REQUESTS:
**a)** In the sports column, who won the race that was supposed to be Usain Bolt's final individual victory at the World Athletics Championships in London?
**b)** Continue the sports column from where it stops.

[Start PASSAGE TO READ]

Athletics is heading from Bolt to the blues
Weird Wide World of Sport
Following the death of a relative (who shall remain anonymous) a few years back I was sitting solemnly beside the open coffin in a funeral parlour.
For the sake of this column we'll call my deceased family member Harry.
A stranger sheepishly came into the darkened room and shuffled gingerly towards the casket, planting himself a couple of seats away from my good self.
He grumbled an Our Father and a few Hail Marys to himself as all the while he kept his eyes fixated on the body.
He then sat in silence for a few minutes before eventually summoning up the courage to turn to me and say: 'God, poor auld Tom was hit hard. To look at him I wouldn't even know him'.
'That's not Tom, that's Harry,' says I, and a flustered Dick (as we'll call him) got out of there quicker than a bat out of hell and made his way across the hall to the room where his old friend Tom was domiciled.
Of course, we all saw the funny side, although if the ground could have opened up and swallowed poor Dick he would have gladly taken that option. Gatecrashing a wedding is one thing, but turning up at the wrong funeral to sympathise is a whole different story.
Speaking of gatecrashing, Justin Gatlin was the ultimate unwanted guest at the expected Usain Bolt show at the World Athletics Championships in London on Saturday evening. The script was written for Bolt, the greatest athlete of all time, to give us one last victory to savour in his final individual race, but the polar opposite and unthinkable happened with the two-time drug cheat ruining the celebratory swan song.
Anyone who's wringing their hands with glee at the prospect of the new Premier League season kicking off is only too familiar with anti-climaxes, with promised Scintillating Saturdays and Super Sundays providing as much excitement as a weather-beaten week day, but this, of all things, wasn't supposed to be like this, this was supposed to be different.

[End PASSAGE TO READ]
[Start EXCERPTED DATA]

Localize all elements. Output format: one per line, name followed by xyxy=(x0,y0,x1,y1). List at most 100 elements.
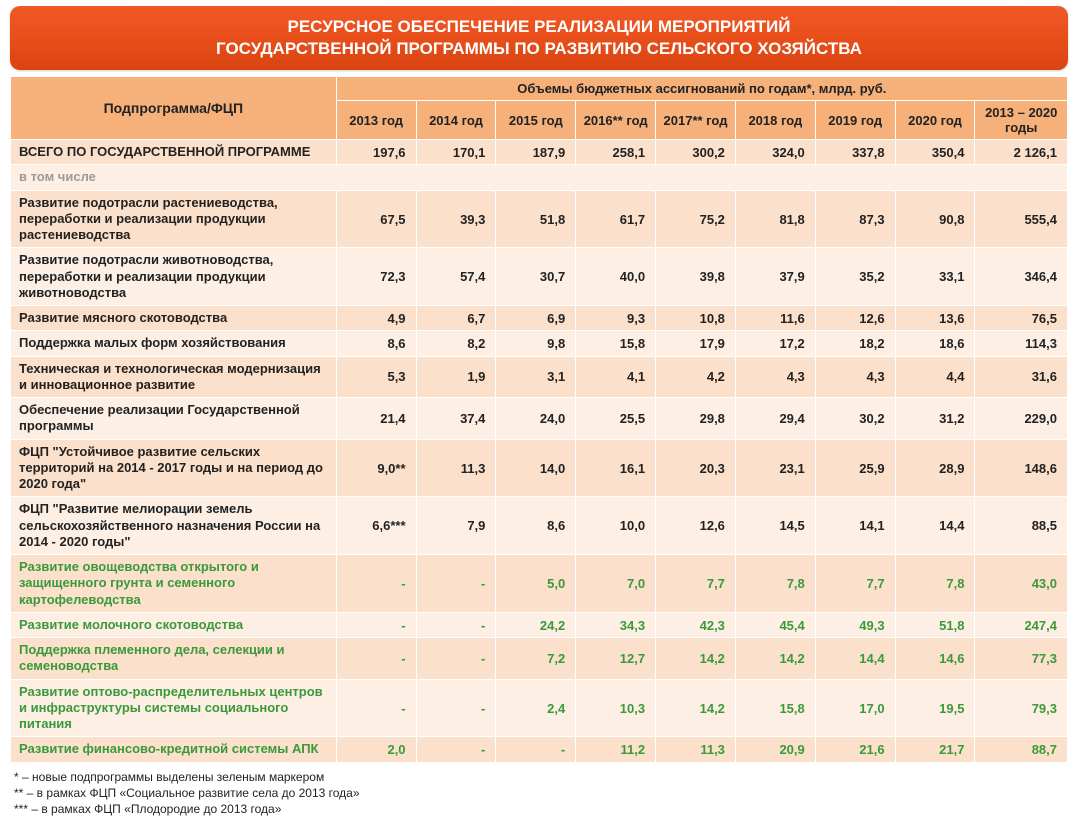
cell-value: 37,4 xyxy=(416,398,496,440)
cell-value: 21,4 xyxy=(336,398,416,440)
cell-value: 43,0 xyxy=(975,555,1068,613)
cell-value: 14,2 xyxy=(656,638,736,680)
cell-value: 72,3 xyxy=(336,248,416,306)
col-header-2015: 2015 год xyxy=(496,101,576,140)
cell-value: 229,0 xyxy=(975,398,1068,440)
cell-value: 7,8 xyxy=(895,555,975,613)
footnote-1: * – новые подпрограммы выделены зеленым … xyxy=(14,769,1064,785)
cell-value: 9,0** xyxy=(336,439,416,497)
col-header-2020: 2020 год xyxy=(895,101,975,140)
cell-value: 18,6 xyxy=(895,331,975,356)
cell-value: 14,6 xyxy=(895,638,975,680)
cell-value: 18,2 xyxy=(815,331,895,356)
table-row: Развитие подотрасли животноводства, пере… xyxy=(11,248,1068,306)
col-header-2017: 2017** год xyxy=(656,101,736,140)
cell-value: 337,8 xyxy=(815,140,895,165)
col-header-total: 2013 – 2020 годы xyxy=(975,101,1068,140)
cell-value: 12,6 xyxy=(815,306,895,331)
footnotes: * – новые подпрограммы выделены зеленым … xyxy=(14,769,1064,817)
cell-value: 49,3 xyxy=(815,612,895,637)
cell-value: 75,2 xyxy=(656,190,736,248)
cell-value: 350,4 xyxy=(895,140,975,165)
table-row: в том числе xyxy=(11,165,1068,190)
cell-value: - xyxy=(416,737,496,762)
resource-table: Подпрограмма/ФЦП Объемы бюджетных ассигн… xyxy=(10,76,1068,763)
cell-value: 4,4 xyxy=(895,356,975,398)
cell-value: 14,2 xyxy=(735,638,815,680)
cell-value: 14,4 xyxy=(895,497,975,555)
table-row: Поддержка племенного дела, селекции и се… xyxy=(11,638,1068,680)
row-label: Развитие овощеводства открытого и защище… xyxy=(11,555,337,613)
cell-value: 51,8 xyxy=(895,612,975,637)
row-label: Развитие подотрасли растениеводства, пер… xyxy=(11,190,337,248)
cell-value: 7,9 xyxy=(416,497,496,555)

[End EXCERPTED DATA]

RESPONSES TO THE TASKS:
**a)** Justin Gatlin

**b)**
The ultimate sprinter and showman, Bolt has amazed and entertained in equal measures during a glittering and unparallelled career and despite some soundings the passage of time was beginning to catch up with the great one and his not fully convincing path to the final, the optimist in all of us believed he could summon up what was necessary for one last time.
Sadly it wasn't to be and the American villain Gatlin breasted the tape in front as boos instead of rapturous applause rang around the London Stadium, with Bolt only managing bronze behind another U.S. athlete, Christian Coleman.
However, the warmth and love that was bestowed upon Bolt following the defeat told its own story, and athletics will most likely never find another to replace the popular Jamaican.
Many sports have a cult of personality that transcends into the mainstream and they would struggle to attract casual observers without their leading lights.
Snooker has Ronnie O'Sullivan, tennis has Roger Federer, racing has Frankie Dettori, but none of them prop up their chosen field in the way that Bolt has.
In terms of being a sporting icon, he's up there with the very best and the most recognisable of any era. The sad truth is without him athletics will struggle like a Sumo wrestler trying to wade through quicksand.
The smiling, jovial Bolt, who always managed to find the right balance between cockiness and likeability, was the supremely-talented yet convenient poster boy who single-handedly helped to paper over the many cracks that run deep through athletics.
Unfortunately, there was no Hollywood rom-com style ending in front of an expectant London crowd and Gatlin, who twice served bans for drug use, being crowned the new 100 metres world champion perfectly illustrates the seismic problems that blight a sport that's riddled with controversy and is struggling to connect with the public.
The significance of the result will not have been lost on the powers that be who have to negotiate the shark-infested waters that lie ahead, but fans of Bolt will always remember how a gangly teenager from Jamaica rose to prominence and went on to conquer the world and re-write the record books.
Thanks for the memories.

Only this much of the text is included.